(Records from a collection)
-.-.-

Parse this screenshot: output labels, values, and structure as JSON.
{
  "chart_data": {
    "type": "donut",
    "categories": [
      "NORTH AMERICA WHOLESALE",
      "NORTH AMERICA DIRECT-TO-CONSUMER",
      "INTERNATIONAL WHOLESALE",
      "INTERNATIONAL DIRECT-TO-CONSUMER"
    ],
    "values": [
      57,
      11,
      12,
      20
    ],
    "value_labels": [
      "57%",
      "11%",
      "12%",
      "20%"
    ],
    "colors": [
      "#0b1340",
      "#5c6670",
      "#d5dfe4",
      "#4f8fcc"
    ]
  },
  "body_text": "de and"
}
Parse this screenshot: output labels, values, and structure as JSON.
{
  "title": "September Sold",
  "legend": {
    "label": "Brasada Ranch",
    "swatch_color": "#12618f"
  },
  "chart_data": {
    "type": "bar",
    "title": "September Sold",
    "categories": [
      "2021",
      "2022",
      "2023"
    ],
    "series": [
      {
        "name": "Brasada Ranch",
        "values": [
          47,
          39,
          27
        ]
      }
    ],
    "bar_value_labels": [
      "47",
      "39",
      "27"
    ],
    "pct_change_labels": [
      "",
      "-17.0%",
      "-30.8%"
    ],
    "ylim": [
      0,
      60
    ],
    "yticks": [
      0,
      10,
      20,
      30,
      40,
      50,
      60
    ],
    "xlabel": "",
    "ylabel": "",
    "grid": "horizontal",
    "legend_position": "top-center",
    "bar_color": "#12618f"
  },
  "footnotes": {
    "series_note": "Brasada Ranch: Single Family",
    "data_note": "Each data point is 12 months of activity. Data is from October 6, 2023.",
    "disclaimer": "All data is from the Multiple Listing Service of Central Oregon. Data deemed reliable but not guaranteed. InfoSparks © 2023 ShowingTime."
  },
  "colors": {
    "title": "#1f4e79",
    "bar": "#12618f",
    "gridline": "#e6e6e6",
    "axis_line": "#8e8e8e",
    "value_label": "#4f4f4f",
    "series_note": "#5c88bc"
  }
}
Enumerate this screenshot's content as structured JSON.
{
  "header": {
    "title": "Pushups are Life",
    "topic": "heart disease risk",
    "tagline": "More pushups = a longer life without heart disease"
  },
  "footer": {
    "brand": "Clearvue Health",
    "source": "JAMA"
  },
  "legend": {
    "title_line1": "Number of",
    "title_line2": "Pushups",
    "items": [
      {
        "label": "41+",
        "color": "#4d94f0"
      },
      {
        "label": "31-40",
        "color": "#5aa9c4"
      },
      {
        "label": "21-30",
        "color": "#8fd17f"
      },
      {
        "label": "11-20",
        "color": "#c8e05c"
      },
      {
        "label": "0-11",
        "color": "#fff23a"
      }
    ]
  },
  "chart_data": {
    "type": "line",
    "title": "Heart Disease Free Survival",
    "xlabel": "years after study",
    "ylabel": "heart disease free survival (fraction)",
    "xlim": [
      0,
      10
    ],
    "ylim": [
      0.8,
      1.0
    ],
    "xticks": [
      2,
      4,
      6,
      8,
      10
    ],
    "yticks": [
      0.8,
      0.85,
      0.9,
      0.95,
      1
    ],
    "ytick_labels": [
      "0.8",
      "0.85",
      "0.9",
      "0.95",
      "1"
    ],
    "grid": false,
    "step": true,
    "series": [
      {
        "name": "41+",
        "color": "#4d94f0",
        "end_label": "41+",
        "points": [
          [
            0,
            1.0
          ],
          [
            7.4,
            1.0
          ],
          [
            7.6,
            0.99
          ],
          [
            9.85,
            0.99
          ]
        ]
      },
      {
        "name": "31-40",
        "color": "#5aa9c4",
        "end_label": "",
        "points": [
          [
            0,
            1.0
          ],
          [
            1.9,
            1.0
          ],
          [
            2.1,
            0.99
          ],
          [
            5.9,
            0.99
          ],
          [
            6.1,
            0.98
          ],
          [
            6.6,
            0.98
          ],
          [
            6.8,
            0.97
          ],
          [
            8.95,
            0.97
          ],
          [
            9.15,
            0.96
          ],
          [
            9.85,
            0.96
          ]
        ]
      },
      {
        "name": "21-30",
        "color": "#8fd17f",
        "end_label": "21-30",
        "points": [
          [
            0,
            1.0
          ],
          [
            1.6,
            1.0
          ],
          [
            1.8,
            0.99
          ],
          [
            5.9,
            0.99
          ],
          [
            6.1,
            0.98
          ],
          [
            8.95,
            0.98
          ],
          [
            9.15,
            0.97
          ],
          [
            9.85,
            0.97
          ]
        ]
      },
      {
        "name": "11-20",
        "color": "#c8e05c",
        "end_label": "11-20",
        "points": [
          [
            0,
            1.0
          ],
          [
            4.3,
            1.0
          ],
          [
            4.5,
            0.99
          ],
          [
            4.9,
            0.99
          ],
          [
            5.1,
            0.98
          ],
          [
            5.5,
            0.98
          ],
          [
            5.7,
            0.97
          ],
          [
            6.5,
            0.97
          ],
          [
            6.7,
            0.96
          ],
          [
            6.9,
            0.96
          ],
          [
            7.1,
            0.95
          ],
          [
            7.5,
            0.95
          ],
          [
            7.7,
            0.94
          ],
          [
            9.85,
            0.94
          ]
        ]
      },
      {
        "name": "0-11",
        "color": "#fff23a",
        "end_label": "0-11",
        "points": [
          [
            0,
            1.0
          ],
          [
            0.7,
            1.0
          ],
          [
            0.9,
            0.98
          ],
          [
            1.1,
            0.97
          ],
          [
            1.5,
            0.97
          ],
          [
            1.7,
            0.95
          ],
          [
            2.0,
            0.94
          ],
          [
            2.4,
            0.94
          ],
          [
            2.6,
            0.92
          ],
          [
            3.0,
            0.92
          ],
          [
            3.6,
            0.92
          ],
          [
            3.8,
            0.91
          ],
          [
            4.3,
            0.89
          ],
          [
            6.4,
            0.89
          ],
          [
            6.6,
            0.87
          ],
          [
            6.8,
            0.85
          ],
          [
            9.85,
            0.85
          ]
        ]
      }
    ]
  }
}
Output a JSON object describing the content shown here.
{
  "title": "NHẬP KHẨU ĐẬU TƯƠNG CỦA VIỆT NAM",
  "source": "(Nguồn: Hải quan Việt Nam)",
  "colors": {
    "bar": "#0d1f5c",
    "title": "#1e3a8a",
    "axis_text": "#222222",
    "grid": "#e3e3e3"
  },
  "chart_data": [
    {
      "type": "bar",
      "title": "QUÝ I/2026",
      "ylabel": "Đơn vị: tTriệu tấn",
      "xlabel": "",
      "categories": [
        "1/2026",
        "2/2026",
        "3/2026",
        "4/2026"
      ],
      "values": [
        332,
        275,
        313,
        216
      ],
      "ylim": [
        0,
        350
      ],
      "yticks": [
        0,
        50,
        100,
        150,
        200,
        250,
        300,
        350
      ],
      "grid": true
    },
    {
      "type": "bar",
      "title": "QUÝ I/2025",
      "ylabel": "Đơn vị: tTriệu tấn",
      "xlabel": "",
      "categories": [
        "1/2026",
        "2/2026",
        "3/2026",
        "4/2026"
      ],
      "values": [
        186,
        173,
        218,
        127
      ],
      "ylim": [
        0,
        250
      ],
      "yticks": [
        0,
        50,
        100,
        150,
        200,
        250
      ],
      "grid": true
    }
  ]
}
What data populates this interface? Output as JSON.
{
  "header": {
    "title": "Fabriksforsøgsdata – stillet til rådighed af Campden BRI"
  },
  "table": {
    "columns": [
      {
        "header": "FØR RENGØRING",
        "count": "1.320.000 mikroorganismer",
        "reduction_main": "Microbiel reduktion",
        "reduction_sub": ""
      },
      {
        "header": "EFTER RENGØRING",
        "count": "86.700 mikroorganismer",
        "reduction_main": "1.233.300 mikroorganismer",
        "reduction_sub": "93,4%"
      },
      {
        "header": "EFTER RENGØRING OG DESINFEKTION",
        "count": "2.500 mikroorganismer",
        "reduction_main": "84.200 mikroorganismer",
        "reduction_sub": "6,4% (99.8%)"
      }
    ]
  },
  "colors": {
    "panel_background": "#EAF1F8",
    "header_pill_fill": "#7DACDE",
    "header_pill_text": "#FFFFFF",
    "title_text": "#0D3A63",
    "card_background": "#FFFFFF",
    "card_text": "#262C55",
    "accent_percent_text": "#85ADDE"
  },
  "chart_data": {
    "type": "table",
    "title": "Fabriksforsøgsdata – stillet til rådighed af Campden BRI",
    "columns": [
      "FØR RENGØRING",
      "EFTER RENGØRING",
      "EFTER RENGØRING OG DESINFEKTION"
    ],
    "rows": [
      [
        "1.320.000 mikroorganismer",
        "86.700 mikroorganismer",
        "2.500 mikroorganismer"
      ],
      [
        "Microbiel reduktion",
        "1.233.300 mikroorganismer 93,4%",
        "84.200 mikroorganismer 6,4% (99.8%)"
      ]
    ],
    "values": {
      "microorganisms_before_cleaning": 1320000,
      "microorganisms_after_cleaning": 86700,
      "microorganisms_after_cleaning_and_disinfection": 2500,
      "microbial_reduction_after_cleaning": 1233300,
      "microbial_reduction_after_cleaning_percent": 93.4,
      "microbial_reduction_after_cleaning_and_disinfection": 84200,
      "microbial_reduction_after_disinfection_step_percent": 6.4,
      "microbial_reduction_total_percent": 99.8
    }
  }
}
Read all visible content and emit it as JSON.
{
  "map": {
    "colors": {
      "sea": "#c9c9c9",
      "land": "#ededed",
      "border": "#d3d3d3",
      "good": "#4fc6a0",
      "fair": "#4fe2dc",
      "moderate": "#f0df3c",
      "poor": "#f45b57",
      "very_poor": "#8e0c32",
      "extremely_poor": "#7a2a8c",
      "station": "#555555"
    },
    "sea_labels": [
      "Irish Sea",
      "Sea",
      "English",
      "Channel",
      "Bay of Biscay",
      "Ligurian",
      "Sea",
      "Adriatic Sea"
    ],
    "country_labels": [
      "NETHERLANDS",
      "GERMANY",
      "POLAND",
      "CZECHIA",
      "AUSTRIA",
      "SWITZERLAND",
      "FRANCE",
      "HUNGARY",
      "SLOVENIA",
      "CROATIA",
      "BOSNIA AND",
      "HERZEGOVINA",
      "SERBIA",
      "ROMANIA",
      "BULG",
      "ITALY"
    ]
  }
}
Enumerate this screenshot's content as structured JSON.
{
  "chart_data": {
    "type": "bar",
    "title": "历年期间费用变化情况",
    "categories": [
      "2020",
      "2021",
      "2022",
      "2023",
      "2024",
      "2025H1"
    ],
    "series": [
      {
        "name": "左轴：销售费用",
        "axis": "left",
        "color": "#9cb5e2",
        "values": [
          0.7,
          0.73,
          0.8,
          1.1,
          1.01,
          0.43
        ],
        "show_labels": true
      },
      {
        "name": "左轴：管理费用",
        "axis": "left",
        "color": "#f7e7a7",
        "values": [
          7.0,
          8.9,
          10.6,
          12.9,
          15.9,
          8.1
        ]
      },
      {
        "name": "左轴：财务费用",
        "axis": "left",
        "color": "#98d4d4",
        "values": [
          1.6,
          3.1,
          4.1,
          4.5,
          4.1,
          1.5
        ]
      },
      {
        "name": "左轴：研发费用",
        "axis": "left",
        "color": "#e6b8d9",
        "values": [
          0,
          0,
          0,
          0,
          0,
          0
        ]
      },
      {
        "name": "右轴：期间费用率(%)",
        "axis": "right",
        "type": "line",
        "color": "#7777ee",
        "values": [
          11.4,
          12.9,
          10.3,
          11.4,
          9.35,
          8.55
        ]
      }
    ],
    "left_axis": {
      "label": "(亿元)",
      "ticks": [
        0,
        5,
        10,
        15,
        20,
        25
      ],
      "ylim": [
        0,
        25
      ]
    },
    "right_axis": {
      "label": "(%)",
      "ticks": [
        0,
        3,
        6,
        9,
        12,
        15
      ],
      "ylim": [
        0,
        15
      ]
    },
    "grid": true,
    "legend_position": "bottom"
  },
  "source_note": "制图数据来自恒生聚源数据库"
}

-.-.-

WHAT TO DO:
Pull out each line of the listing that holds the string "DESINFEKTION".

THE REPLY:
        "header": "EFTER RENGØRING OG DESINFEKTION",
      "EFTER RENGØRING OG DESINFEKTION"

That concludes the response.